Material for this task >>
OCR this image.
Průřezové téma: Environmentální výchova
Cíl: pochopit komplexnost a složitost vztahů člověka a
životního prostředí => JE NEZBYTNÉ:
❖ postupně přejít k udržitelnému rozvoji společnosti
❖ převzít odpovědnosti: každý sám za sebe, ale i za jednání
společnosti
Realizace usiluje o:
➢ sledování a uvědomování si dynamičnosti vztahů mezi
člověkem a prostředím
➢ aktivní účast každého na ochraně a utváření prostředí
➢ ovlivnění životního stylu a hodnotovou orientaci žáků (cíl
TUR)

Task directions >> Search the records for the word "společnosti" and copy every line where it occurs.

Output for this exercise >>
❖ postupně přejít k udržitelnému rozvoji společnosti
společnosti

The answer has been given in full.